*Goal of the exercise*
Report how many lines contain "data". The answer is a single number.

*Source material*

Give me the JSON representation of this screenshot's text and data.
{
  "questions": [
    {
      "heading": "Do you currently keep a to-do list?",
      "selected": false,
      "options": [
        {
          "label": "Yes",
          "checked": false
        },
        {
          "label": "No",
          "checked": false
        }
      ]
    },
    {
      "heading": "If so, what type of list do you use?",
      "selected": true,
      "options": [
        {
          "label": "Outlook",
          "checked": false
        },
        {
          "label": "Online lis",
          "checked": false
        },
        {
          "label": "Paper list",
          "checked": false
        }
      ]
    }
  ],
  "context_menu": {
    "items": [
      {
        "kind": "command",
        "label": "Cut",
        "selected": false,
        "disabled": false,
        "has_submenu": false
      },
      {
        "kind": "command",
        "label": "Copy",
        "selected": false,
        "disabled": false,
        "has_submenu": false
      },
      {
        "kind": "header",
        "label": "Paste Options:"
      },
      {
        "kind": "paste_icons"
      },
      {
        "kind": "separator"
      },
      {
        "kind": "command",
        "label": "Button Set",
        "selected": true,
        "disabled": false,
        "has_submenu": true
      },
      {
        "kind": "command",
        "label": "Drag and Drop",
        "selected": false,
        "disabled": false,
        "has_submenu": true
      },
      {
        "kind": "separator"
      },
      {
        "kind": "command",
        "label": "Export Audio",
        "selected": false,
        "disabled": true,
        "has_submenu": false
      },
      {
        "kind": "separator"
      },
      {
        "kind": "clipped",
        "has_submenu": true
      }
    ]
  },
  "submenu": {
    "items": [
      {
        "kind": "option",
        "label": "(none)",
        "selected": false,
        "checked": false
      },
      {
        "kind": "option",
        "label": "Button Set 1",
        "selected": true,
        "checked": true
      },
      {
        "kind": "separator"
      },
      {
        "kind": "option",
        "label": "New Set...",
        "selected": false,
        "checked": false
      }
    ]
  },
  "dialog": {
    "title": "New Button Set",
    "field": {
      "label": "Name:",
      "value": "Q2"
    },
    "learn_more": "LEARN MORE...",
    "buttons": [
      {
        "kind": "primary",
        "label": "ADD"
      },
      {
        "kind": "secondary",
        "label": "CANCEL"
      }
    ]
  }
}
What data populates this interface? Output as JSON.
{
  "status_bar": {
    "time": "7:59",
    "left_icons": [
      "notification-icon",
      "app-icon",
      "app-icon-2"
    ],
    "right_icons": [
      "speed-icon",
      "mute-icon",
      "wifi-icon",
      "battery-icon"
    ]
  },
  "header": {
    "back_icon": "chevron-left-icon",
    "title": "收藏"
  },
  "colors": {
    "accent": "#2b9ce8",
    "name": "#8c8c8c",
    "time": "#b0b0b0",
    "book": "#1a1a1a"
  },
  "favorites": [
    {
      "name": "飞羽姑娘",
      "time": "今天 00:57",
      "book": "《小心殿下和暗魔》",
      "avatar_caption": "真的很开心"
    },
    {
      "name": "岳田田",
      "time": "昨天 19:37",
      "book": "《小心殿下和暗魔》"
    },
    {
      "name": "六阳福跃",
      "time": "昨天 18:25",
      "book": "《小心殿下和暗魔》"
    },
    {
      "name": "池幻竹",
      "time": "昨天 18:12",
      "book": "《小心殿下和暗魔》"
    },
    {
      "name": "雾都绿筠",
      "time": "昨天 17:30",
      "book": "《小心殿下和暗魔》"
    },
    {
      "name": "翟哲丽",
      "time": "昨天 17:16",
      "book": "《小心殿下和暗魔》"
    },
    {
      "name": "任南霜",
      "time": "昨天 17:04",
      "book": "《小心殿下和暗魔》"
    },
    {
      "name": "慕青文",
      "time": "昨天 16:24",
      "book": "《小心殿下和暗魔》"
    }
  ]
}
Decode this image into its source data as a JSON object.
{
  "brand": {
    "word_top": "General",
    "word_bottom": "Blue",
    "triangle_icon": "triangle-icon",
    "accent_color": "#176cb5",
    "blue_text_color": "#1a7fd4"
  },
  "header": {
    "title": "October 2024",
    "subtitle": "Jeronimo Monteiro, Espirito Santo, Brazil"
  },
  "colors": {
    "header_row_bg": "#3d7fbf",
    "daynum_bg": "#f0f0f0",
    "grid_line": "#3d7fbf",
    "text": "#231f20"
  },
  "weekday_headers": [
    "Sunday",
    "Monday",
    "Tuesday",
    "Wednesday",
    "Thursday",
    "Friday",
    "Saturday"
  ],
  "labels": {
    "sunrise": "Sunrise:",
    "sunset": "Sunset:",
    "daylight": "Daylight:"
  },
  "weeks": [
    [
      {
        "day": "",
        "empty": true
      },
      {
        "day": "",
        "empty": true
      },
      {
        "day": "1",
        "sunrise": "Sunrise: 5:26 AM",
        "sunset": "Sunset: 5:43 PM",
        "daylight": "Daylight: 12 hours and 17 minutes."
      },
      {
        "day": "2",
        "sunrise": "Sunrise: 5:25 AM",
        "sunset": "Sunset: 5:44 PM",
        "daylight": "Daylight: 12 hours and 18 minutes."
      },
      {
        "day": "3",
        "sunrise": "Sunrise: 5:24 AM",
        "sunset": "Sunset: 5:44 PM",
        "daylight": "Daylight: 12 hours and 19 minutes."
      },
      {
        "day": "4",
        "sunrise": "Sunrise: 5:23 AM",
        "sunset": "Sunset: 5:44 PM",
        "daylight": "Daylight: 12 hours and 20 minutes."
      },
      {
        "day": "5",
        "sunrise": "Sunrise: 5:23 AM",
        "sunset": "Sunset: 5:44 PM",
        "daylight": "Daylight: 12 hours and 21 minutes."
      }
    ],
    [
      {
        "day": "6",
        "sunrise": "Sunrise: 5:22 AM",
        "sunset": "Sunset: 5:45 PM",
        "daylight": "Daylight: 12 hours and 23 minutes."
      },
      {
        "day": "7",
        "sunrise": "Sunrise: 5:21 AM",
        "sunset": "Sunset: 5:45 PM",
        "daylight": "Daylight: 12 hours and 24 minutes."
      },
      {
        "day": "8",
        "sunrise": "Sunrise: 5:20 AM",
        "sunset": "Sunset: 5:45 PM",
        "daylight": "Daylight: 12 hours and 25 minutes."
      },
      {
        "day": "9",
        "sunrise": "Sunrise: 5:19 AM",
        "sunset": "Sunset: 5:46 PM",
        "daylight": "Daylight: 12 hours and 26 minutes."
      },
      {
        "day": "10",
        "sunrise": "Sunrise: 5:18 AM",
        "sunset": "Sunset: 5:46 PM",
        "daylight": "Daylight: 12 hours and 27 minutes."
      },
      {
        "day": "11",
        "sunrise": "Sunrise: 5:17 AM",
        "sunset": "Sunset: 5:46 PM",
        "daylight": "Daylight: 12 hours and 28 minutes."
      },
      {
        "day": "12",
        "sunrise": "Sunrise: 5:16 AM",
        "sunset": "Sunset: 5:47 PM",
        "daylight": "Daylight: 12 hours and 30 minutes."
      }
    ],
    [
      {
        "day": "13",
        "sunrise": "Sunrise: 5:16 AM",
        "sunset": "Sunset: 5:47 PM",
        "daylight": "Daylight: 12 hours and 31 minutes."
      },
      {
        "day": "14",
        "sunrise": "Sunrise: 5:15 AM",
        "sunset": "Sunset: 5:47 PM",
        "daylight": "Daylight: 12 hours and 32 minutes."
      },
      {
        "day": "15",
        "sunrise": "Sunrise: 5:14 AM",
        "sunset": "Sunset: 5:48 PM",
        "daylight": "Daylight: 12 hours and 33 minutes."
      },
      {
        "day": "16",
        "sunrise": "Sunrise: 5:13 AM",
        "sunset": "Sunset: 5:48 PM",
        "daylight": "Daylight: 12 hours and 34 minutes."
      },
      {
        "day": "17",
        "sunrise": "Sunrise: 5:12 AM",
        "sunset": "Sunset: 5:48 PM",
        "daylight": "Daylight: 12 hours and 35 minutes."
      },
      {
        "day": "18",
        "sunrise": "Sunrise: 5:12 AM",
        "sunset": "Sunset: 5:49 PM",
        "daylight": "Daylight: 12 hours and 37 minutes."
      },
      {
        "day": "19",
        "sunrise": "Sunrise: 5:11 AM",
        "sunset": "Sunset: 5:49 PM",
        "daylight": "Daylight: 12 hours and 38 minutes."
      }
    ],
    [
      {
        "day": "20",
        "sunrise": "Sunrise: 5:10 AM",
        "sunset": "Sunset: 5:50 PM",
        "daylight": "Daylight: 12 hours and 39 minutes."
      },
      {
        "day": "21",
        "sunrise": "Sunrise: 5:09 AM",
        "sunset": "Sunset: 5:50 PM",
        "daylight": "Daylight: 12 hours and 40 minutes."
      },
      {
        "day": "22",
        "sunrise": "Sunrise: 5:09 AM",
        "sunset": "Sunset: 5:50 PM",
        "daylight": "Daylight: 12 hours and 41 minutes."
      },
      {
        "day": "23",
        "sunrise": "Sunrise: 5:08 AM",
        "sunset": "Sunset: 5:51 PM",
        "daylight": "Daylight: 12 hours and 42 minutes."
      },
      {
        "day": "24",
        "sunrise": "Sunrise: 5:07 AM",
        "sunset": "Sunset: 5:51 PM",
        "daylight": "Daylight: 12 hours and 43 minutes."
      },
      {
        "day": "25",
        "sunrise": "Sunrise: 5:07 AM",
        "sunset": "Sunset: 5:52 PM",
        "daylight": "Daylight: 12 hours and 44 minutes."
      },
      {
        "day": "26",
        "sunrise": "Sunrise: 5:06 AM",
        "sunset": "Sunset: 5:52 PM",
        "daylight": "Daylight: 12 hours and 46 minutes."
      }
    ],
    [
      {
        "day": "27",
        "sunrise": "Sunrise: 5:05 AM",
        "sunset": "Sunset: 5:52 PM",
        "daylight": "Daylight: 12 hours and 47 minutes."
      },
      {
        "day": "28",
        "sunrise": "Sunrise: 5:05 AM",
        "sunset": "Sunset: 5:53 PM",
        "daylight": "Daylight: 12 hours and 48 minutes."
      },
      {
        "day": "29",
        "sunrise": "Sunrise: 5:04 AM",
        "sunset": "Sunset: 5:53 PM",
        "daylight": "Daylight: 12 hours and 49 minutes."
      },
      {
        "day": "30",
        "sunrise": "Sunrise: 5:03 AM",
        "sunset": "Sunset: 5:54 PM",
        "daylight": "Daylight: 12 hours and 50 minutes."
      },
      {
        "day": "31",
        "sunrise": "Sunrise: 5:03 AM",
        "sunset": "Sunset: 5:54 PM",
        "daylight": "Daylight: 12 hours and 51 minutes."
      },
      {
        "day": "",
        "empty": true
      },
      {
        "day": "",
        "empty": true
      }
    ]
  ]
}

*Expected answer*
3